-- begin EXERCISE DATA --

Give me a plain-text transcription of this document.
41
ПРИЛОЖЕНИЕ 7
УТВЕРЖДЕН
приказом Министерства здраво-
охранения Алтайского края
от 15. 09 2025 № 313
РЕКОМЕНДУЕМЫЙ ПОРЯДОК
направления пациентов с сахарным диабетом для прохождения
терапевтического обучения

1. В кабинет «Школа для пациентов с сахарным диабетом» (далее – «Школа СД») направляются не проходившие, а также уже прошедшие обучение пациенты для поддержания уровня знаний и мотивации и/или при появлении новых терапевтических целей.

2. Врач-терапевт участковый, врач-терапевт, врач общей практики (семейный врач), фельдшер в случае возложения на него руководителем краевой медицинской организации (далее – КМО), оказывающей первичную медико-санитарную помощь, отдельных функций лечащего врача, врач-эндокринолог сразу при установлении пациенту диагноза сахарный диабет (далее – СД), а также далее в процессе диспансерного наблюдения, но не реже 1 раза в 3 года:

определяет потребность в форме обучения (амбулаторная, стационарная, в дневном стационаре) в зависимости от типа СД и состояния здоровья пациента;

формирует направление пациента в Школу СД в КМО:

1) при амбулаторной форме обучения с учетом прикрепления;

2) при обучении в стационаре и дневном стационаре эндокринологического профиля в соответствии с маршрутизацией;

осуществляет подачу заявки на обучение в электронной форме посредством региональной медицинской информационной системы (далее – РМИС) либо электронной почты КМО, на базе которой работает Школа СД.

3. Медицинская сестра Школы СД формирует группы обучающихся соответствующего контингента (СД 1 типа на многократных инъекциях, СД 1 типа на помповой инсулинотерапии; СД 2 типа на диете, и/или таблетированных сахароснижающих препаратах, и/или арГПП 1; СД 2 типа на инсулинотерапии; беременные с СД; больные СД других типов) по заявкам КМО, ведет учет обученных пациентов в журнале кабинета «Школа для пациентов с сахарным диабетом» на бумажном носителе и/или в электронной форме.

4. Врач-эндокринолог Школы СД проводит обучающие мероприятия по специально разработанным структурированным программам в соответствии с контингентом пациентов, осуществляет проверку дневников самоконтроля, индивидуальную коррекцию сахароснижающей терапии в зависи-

-- end EXERCISE DATA --

EXERCISE INSTRUCTIONS: Give all the entries again exactly; leave none out.

ANSWER TO THE TASK:
Give me a plain-text transcription of this document.
41
ПРИЛОЖЕНИЕ 7
УТВЕРЖДЕН
приказом Министерства здраво-
охранения Алтайского края
от 15. 09 2025 № 313
РЕКОМЕНДУЕМЫЙ ПОРЯДОК
направления пациентов с сахарным диабетом для прохождения
терапевтического обучения

1. В кабинет «Школа для пациентов с сахарным диабетом» (далее – «Школа СД») направляются не проходившие, а также уже прошедшие обучение пациенты для поддержания уровня знаний и мотивации и/или при появлении новых терапевтических целей.

2. Врач-терапевт участковый, врач-терапевт, врач общей практики (семейный врач), фельдшер в случае возложения на него руководителем краевой медицинской организации (далее – КМО), оказывающей первичную медико-санитарную помощь, отдельных функций лечащего врача, врач-эндокринолог сразу при установлении пациенту диагноза сахарный диабет (далее – СД), а также далее в процессе диспансерного наблюдения, но не реже 1 раза в 3 года:

определяет потребность в форме обучения (амбулаторная, стационарная, в дневном стационаре) в зависимости от типа СД и состояния здоровья пациента;

формирует направление пациента в Школу СД в КМО:

1) при амбулаторной форме обучения с учетом прикрепления;

2) при обучении в стационаре и дневном стационаре эндокринологического профиля в соответствии с маршрутизацией;

осуществляет подачу заявки на обучение в электронной форме посредством региональной медицинской информационной системы (далее – РМИС) либо электронной почты КМО, на базе которой работает Школа СД.

3. Медицинская сестра Школы СД формирует группы обучающихся соответствующего контингента (СД 1 типа на многократных инъекциях, СД 1 типа на помповой инсулинотерапии; СД 2 типа на диете, и/или таблетированных сахароснижающих препаратах, и/или арГПП 1; СД 2 типа на инсулинотерапии; беременные с СД; больные СД других типов) по заявкам КМО, ведет учет обученных пациентов в журнале кабинета «Школа для пациентов с сахарным диабетом» на бумажном носителе и/или в электронной форме.

4. Врач-эндокринолог Школы СД проводит обучающие мероприятия по специально разработанным структурированным программам в соответствии с контингентом пациентов, осуществляет проверку дневников самоконтроля, индивидуальную коррекцию сахароснижающей терапии в зависи-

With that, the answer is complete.